What is being asked: Check each line below for the word "booth", and copy those that have it.
>>>
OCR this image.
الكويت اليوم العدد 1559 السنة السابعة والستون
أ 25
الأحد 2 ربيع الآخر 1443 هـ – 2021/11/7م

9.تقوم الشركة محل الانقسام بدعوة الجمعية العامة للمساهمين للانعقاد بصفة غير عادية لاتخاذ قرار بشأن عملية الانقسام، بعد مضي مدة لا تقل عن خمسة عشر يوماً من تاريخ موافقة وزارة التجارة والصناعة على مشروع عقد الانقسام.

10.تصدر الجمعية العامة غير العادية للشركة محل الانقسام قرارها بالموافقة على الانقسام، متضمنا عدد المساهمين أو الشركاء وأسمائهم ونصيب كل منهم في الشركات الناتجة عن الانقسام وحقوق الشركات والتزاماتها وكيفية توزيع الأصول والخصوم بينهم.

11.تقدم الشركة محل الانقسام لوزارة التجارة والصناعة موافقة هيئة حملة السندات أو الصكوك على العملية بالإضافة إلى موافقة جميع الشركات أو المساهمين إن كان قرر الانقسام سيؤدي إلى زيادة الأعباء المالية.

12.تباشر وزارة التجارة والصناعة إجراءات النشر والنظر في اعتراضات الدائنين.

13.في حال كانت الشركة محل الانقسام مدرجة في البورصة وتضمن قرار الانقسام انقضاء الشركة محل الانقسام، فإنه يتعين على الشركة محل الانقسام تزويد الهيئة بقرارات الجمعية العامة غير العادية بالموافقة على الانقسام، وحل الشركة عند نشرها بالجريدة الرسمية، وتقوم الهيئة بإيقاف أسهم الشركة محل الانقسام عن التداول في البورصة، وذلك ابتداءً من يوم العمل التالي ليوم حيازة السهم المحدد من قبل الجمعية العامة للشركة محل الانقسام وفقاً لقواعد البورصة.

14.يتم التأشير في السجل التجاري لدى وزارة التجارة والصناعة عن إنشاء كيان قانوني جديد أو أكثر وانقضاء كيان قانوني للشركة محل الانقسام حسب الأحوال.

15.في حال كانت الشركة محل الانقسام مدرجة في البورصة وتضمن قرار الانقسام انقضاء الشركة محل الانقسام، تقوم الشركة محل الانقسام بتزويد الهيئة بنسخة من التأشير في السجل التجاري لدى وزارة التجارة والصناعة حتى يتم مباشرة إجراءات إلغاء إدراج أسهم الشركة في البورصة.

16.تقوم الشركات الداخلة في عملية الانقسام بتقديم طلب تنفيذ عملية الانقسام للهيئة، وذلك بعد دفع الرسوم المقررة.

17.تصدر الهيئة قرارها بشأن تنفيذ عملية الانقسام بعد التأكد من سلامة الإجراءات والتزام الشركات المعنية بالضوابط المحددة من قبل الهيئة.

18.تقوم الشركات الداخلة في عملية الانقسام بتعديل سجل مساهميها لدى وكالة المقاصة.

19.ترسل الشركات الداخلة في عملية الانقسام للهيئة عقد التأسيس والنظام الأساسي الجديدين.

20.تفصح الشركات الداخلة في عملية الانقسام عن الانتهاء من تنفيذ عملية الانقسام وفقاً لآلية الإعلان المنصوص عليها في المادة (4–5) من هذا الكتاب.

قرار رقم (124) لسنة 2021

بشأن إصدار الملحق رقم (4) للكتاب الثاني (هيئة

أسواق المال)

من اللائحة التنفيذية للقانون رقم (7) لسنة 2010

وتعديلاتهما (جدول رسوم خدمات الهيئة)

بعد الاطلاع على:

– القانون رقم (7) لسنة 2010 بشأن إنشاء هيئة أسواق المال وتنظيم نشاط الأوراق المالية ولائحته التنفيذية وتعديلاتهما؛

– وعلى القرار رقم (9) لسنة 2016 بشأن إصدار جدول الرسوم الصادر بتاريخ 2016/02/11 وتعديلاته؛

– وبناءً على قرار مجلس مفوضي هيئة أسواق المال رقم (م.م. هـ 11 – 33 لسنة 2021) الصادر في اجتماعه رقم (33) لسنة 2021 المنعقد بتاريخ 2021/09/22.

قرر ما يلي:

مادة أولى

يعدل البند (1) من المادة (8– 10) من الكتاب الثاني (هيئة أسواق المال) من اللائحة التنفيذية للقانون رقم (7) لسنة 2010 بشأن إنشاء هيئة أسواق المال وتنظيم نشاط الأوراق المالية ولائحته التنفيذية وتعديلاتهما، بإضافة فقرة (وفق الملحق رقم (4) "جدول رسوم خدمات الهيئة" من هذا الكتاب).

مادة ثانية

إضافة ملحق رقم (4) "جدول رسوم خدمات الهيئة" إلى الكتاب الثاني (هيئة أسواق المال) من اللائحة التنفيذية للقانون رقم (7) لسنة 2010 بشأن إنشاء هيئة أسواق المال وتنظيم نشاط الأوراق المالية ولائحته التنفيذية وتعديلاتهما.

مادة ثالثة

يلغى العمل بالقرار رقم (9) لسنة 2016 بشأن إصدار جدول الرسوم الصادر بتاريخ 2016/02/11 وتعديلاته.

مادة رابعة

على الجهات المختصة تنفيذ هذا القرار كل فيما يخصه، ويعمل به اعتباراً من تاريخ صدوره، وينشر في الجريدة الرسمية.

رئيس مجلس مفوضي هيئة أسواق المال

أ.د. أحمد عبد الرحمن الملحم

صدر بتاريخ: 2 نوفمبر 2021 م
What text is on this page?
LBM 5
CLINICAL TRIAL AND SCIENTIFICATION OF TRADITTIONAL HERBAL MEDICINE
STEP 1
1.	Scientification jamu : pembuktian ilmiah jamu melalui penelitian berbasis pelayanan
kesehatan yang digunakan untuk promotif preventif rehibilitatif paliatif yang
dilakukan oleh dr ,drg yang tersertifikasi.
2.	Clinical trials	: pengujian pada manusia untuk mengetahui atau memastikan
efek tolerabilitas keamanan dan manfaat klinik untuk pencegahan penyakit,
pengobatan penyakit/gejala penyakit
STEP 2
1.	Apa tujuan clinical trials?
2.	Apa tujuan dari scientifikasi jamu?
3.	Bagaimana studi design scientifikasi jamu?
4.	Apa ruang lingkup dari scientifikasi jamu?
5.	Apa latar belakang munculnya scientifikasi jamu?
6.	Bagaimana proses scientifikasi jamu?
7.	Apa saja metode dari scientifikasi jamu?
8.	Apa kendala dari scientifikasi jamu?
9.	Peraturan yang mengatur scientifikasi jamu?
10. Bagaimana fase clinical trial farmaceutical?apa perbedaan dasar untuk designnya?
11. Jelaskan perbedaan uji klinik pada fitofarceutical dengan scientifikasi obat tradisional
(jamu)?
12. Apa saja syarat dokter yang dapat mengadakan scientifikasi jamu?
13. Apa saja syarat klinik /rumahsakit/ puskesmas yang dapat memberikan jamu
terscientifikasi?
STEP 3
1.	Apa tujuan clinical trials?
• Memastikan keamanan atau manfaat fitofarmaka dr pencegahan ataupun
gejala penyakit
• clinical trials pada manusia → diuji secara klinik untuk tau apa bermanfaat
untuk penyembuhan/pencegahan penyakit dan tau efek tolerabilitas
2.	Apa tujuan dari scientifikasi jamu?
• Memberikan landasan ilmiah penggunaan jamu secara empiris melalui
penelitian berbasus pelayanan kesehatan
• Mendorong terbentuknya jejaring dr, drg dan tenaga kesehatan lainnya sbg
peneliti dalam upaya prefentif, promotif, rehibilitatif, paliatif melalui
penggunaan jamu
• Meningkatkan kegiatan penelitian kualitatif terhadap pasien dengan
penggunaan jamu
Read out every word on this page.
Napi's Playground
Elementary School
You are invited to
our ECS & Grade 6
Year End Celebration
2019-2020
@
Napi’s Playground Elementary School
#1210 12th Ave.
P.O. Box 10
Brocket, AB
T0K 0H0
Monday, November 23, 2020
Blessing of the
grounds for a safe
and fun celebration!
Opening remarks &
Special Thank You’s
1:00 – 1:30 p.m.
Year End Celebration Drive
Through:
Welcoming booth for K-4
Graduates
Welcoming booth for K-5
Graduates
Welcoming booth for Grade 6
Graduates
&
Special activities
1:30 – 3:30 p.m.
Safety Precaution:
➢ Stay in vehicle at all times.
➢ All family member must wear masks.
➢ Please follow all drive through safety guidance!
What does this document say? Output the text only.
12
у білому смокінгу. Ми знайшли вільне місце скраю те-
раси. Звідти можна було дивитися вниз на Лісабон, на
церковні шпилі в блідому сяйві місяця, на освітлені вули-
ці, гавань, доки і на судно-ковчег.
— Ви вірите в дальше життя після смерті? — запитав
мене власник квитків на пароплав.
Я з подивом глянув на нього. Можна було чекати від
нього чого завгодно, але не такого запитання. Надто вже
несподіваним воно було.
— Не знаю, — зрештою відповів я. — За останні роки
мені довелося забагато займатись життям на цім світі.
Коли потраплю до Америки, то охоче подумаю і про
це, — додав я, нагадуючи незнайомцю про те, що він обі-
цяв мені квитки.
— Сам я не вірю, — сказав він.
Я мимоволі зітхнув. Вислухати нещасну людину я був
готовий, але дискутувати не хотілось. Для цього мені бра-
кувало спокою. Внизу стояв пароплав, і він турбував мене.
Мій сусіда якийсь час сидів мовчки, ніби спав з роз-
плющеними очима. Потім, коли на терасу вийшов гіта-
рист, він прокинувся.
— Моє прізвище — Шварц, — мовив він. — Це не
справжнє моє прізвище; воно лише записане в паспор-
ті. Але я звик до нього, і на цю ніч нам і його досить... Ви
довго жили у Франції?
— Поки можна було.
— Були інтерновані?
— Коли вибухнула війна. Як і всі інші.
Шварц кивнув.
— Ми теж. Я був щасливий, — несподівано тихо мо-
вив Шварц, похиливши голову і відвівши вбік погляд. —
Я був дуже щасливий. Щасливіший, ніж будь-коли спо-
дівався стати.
<<<
Solution to the exercise:
Welcoming booth for K-4
Welcoming booth for K-5
Welcoming booth for Grade 6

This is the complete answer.